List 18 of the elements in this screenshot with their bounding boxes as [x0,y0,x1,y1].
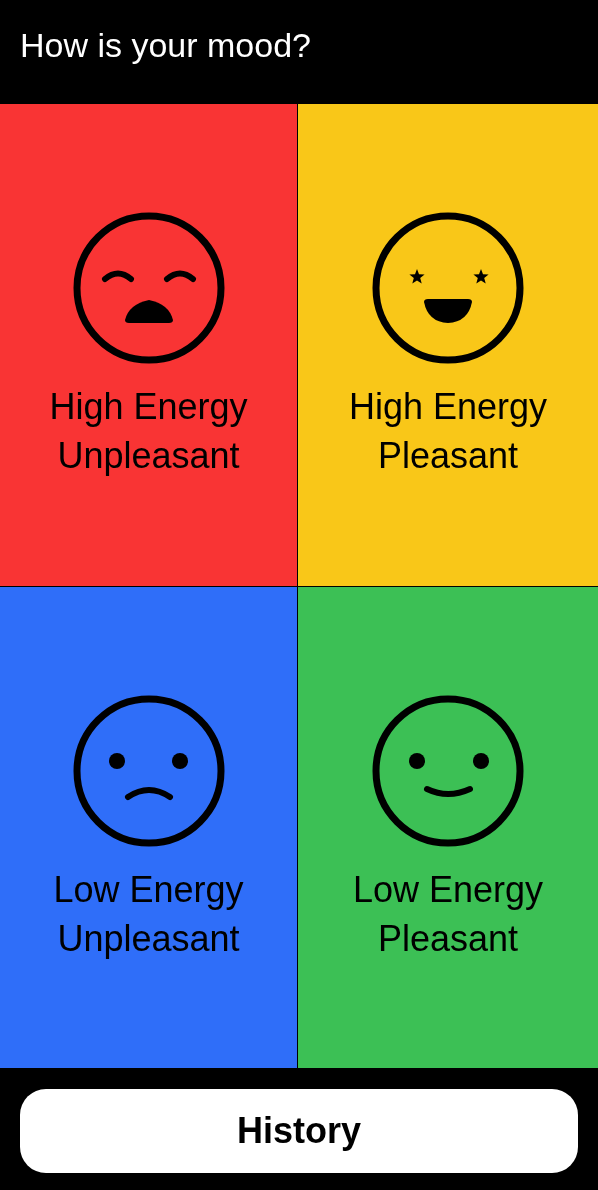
smiling-face-icon [372,695,524,847]
mood-tile[interactable]: Low Energy Pleasant [298,587,598,1068]
distressed-face-icon [72,212,225,364]
sad-face-icon [72,695,225,847]
smiling-face-icon [372,212,524,364]
mood-label: Unpleasant [57,434,240,478]
mood-label: Pleasant [377,917,519,961]
mood-tile[interactable]: High Energy Pleasant [298,104,598,586]
page-title: How is your mood? [20,25,311,65]
mood-label: High Energy [348,385,548,429]
mood-tile[interactable]: High Energy Unpleasant [0,104,297,586]
mood-label: High Energy [49,385,248,429]
mood-label: Low Energy [352,868,544,912]
mood-label: Low Energy [53,868,244,912]
history-button[interactable]: History [20,1089,578,1173]
mood-label: Unpleasant [57,917,240,961]
mood-label: Pleasant [377,434,519,478]
mood-tile[interactable]: Low Energy Unpleasant [0,587,297,1068]
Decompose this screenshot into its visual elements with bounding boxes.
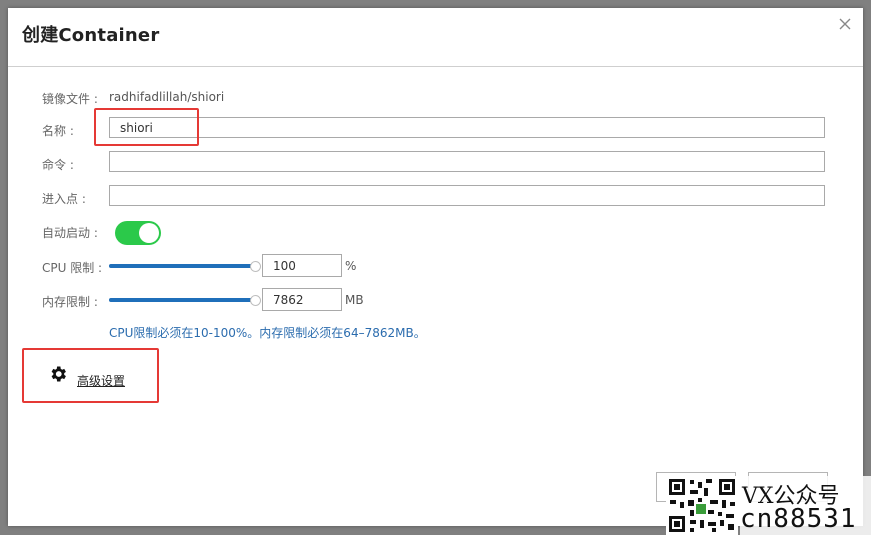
autostart-toggle[interactable] [115, 221, 161, 245]
watermark-line2: cn88531 [740, 504, 857, 534]
entrypoint-input[interactable] [109, 185, 825, 206]
memory-limit-label: 内存限制 : [42, 295, 98, 309]
name-input[interactable] [109, 117, 825, 138]
advanced-highlight-box [22, 348, 159, 403]
memory-limit-input[interactable] [262, 288, 342, 311]
image-label: 镜像文件 : [42, 92, 98, 106]
slider-thumb[interactable] [250, 261, 261, 272]
name-label: 名称 : [42, 124, 74, 138]
memory-limit-slider[interactable] [109, 294, 261, 306]
create-container-dialog: 创建Container 镜像文件 : radhifadlillah/shiori… [8, 8, 863, 526]
watermark-text: VX公众号 cn88531 [740, 476, 871, 535]
cpu-limit-input[interactable] [262, 254, 342, 277]
cpu-limit-label: CPU 限制 : [42, 261, 103, 275]
command-label: 命令 : [42, 158, 74, 172]
memory-limit-unit: MB [345, 293, 364, 307]
dialog-header: 创建Container [8, 8, 863, 67]
image-value: radhifadlillah/shiori [109, 90, 225, 104]
cpu-limit-unit: % [345, 259, 357, 273]
command-input[interactable] [109, 151, 825, 172]
autostart-label: 自动启动 : [42, 226, 98, 240]
slider-thumb[interactable] [250, 295, 261, 306]
slider-fill [109, 264, 255, 268]
name-highlight-box [94, 108, 199, 146]
limit-hint-text: CPU限制必须在10-100%。内存限制必须在64–7862MB。 [109, 326, 426, 340]
watermark: VX公众号 cn88531 [666, 476, 871, 535]
qr-code-icon [666, 476, 738, 535]
dialog-title: 创建Container [22, 25, 160, 46]
slider-fill [109, 298, 255, 302]
close-icon[interactable] [837, 16, 853, 32]
toggle-knob [139, 223, 159, 243]
entrypoint-label: 进入点 : [42, 192, 86, 206]
cpu-limit-slider[interactable] [109, 260, 261, 272]
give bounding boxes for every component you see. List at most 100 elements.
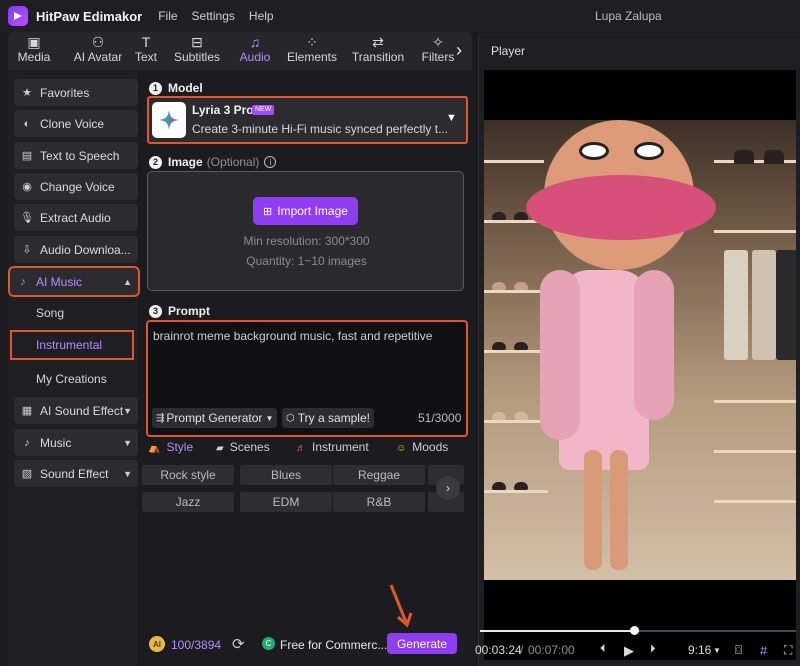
menu-help[interactable]: Help [249, 9, 274, 23]
sidebar-item-label: Sound Effect [40, 466, 109, 481]
music-note-icon: ♫ [249, 34, 261, 50]
chevron-down-icon: ▼ [265, 413, 274, 423]
seek-progress [480, 630, 634, 632]
style-chip[interactable]: Reggae [333, 465, 425, 485]
tab-audio[interactable]: ♫ Audio [236, 34, 274, 68]
audio-sidebar: ★ Favorites ◐ Clone Voice ▤ Text to Speech … [8, 72, 140, 666]
player-panel: Player [478, 34, 800, 666]
character-count: 51/3000 [418, 411, 462, 425]
credits-count: 100/3894 [171, 638, 222, 652]
tab-text-label: Text [134, 50, 157, 64]
sidebar-item-label: Audio Downloa... [40, 242, 131, 257]
prompt-textarea[interactable]: brainrot meme background music, fast and… [146, 320, 468, 437]
section-label: Image [168, 155, 203, 169]
tab-transition[interactable]: ⇄ Transition [350, 34, 406, 68]
tab-moods[interactable]: ☺ Moods [396, 440, 448, 454]
style-chip[interactable]: EDM [240, 492, 332, 512]
refresh-icon[interactable]: ⟳ [232, 635, 245, 653]
person-plus-icon: ⚇ [91, 34, 105, 50]
style-chip[interactable]: Jazz [142, 492, 234, 512]
tab-text[interactable]: T Text [132, 34, 160, 68]
change-voice-icon: ◉ [22, 181, 32, 193]
sidebar-item-music[interactable]: ♪ Music ▼ [14, 429, 138, 456]
tab-ai-avatar[interactable]: ⚇ AI Avatar [64, 34, 132, 68]
title-bar: HitPaw Edimakor File Settings Help Lupa … [0, 0, 800, 32]
sidebar-item-sound-effect[interactable]: ▧ Sound Effect ▼ [14, 460, 138, 487]
sidebar-item-ai-music[interactable]: ♪ AI Music ▲ [8, 266, 140, 297]
video-frame-image [484, 120, 796, 580]
style-chip[interactable]: Blues [240, 465, 332, 485]
prompt-generator-button[interactable]: ⇶ Prompt Generator ▼ [152, 408, 278, 428]
image-section-title: 2 Image (Optional) i [149, 155, 277, 169]
tab-transition-label: Transition [351, 50, 405, 64]
sidebar-item-extract-audio[interactable]: 🎙︎ Extract Audio [14, 204, 138, 231]
sidebar-item-clone-voice[interactable]: ◐ Clone Voice [14, 110, 138, 137]
style-chip[interactable]: Rock style [142, 465, 234, 485]
sidebar-item-ai-sound-effect[interactable]: ▦ AI Sound Effect ▼ [14, 397, 138, 424]
credits-coin-icon: AI [149, 636, 165, 652]
image-icon: ▣ [27, 34, 41, 50]
try-sample-label: Try a sample! [297, 411, 370, 425]
sidebar-item-label: Clone Voice [40, 116, 105, 131]
sidebar-item-label: Extract Audio [40, 210, 111, 225]
sidebar-item-audio-download[interactable]: ⇩ Audio Downloa... [14, 236, 138, 263]
info-icon[interactable]: i [264, 156, 277, 168]
tab-media-label: Media [17, 50, 51, 64]
try-sample-button[interactable]: ⬡ Try a sample! [282, 408, 374, 428]
tab-elements-label: Elements [286, 50, 338, 64]
sidebar-sub-instrumental[interactable]: Instrumental [10, 330, 134, 360]
tab-audio-label: Audio [239, 50, 271, 64]
window-title: Lupa Zalupa [595, 9, 662, 23]
tab-media[interactable]: ▣ Media [12, 34, 56, 68]
image-upload-area[interactable]: ⊞ Import Image Min resolution: 300*300 Qu… [147, 171, 464, 291]
smile-icon: ☺ [396, 443, 407, 454]
sidebar-item-label: Change Voice [40, 179, 115, 194]
model-select[interactable]: Lyria 3 Pro NEW Create 3-minute Hi-Fi mu… [147, 96, 468, 144]
tab-ai-avatar-label: AI Avatar [73, 50, 123, 64]
tab-elements[interactable]: ⁘ Elements [286, 34, 338, 68]
style-icon: ⛺ [148, 443, 161, 454]
menu-settings[interactable]: Settings [192, 9, 235, 23]
model-description: Create 3-minute Hi-Fi music synced perfe… [192, 122, 449, 136]
style-chip[interactable]: R&B [333, 492, 425, 512]
media-toolbar: ▣ Media ⚇ AI Avatar T Text ⊟ Subtitles ♫… [8, 32, 472, 70]
tab-filters[interactable]: ✧ Filters [420, 34, 456, 68]
tab-instrument[interactable]: ♬ Instrument [296, 440, 369, 454]
sidebar-item-favorites[interactable]: ★ Favorites [14, 79, 138, 106]
commercial-check-icon: C [262, 637, 275, 650]
new-badge: NEW [252, 105, 275, 115]
text-icon: T [141, 34, 151, 50]
seek-handle[interactable] [629, 626, 639, 635]
menu-file[interactable]: File [158, 9, 177, 23]
next-frame-icon[interactable]: ⏵ [650, 643, 656, 656]
elements-icon: ⁘ [306, 34, 318, 50]
aspect-ratio-select[interactable]: 9:16 [688, 643, 711, 657]
generate-button[interactable]: Generate [387, 633, 457, 654]
model-name: Lyria 3 Pro [192, 103, 254, 117]
fullscreen-icon[interactable]: ⛶ [784, 643, 792, 658]
sidebar-sub-song[interactable]: Song [36, 306, 64, 320]
free-commercial-label[interactable]: Free for Commerc... [280, 638, 387, 652]
previous-frame-icon[interactable]: ⏴ [600, 643, 606, 656]
sidebar-sub-my-creations[interactable]: My Creations [36, 372, 107, 386]
guitar-icon: ♬ [296, 443, 306, 454]
sidebar-item-text-to-speech[interactable]: ▤ Text to Speech [14, 142, 138, 169]
text-to-speech-icon: ▤ [21, 150, 33, 162]
video-preview[interactable] [484, 70, 796, 660]
chevron-right-icon[interactable]: › [436, 476, 460, 500]
sidebar-item-change-voice[interactable]: ◉ Change Voice [14, 173, 138, 200]
tab-instrument-label: Instrument [312, 440, 369, 454]
tab-style[interactable]: ⛺ Style [148, 440, 193, 454]
step-number: 3 [149, 304, 162, 318]
import-image-button[interactable]: ⊞ Import Image [253, 197, 358, 225]
sidebar-item-label: Music [40, 435, 72, 450]
ai-music-icon: ♪ [20, 275, 26, 288]
tab-subtitles[interactable]: ⊟ Subtitles [172, 34, 222, 68]
download-icon: ⇩ [22, 244, 32, 256]
play-icon[interactable]: ▶ [624, 643, 634, 659]
grid-icon[interactable]: # [760, 643, 767, 658]
chevron-down-icon: ▼ [123, 437, 132, 448]
camera-icon[interactable]: ⌼ [735, 643, 742, 658]
toolbar-next-arrow-icon[interactable]: › [456, 40, 462, 61]
tab-scenes[interactable]: ▰ Scenes [216, 440, 270, 454]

----------

• **Work to complete**
Please return the stretch of data from the line containing "smiling-face-icon [372,695,524,847]" through the line containing "Decompose this screenshot", unchanged.

• **Solution to this exercise**
smiling-face-icon [372,695,524,847]
mood-tile[interactable]: Low Energy Pleasant [298,587,598,1068]
distressed-face-icon [72,212,225,364]
sad-face-icon [72,695,225,847]
smiling-face-icon [372,212,524,364]
mood-label: Unpleasant [57,434,240,478]
mood-label: Pleasant [377,917,519,961]
mood-tile[interactable]: High Energy Pleasant [298,104,598,586]
page-title: How is your mood? [20,25,311,65]
mood-label: High Energy [348,385,548,429]
mood-tile[interactable]: High Energy Unpleasant [0,104,297,586]
mood-label: High Energy [49,385,248,429]
mood-label: Low Energy [352,868,544,912]
mood-label: Low Energy [53,868,244,912]
history-button[interactable]: History [20,1089,578,1173]
mood-label: Unpleasant [57,917,240,961]
mood-label: Pleasant [377,434,519,478]
mood-tile[interactable]: Low Energy Unpleasant [0,587,297,1068]
Decompose this screenshot into its visual elements with bounding boxes.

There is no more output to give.